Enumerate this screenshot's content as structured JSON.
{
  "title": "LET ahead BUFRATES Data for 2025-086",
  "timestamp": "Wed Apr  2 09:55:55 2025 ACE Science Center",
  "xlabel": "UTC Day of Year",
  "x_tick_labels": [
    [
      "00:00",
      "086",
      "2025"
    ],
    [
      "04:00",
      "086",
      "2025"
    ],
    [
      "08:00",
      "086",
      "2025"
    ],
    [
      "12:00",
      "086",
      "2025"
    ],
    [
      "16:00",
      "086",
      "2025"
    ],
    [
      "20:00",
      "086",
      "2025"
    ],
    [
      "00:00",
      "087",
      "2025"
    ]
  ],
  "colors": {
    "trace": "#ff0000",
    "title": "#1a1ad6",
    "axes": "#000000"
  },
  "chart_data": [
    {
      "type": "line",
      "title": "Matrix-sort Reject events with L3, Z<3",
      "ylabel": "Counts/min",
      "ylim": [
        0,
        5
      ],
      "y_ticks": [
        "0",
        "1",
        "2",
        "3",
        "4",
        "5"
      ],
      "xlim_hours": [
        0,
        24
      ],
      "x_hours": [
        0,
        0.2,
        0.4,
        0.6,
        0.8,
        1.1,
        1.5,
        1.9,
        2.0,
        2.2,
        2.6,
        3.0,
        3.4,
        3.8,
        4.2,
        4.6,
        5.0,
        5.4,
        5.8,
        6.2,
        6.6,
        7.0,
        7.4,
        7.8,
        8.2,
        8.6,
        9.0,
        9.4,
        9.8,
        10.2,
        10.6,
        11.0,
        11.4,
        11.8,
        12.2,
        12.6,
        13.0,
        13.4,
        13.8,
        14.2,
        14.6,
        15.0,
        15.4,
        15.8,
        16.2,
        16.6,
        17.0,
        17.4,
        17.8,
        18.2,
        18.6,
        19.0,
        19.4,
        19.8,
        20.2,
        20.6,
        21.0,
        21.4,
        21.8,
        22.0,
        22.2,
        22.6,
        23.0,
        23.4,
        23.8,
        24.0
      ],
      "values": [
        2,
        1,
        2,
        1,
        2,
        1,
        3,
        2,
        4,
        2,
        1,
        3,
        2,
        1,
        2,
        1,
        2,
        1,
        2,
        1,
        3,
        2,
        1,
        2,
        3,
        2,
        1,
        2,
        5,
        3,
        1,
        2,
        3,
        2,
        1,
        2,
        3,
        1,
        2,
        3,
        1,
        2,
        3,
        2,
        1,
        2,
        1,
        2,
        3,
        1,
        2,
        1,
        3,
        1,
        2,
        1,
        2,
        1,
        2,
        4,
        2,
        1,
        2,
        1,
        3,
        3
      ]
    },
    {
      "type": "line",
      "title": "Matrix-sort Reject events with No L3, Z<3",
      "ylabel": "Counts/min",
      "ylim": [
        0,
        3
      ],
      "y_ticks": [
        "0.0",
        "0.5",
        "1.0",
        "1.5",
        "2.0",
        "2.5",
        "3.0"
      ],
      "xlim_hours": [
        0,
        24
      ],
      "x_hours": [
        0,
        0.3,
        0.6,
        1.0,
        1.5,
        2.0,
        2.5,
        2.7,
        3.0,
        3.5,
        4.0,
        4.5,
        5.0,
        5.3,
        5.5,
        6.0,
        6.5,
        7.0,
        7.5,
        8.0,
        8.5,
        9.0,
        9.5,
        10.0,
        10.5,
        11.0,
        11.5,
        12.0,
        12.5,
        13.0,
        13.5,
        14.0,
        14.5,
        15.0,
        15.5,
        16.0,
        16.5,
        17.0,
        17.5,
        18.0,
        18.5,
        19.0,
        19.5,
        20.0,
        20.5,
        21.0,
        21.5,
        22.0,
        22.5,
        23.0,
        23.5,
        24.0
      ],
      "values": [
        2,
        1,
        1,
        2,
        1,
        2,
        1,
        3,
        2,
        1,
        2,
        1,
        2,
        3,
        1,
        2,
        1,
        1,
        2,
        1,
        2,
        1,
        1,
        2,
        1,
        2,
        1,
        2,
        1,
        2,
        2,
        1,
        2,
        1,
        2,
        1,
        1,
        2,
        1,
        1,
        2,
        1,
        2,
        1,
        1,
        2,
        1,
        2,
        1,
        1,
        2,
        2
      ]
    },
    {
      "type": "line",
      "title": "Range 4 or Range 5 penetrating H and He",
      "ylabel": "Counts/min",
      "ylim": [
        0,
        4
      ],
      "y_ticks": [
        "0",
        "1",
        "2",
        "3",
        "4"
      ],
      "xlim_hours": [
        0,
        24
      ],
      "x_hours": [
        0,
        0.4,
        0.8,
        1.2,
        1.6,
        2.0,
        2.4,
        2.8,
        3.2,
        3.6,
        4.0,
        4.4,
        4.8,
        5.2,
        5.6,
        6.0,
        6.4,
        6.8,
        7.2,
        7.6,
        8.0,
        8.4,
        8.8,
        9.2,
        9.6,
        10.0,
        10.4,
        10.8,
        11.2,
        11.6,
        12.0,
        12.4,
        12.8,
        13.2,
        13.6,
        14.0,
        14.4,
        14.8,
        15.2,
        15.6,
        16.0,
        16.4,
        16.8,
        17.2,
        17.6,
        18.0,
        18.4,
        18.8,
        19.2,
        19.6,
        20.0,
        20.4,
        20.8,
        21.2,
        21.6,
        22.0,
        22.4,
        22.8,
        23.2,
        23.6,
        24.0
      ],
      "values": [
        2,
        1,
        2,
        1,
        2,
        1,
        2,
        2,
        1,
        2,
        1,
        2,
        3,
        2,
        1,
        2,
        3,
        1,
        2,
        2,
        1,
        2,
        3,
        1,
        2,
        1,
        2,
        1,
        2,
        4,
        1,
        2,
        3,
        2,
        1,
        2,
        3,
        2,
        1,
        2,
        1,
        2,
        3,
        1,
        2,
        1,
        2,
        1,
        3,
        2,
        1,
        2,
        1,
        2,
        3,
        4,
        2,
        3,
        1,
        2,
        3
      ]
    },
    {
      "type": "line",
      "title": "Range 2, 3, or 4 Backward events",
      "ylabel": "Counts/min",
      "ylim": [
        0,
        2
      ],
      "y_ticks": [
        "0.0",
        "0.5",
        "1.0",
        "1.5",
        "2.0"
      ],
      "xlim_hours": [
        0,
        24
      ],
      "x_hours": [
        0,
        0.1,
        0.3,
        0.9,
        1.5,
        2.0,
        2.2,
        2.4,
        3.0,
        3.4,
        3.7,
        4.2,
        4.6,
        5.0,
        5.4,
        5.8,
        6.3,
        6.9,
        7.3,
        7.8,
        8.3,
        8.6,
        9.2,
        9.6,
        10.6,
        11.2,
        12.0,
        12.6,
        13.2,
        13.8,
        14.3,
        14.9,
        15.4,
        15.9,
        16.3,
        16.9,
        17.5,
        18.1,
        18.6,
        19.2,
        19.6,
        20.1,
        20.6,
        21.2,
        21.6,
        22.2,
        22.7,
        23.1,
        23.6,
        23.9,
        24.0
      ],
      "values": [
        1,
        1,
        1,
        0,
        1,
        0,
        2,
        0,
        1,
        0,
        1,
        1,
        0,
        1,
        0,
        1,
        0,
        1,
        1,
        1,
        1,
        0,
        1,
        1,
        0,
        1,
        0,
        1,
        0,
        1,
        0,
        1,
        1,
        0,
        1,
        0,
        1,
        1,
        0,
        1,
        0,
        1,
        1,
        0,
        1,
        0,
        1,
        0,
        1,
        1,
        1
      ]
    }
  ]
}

» **Problem to work on**:
Go through the listing above and report how many of its lines contain the word "Range", with only the number as output.

» **Written reply**:
2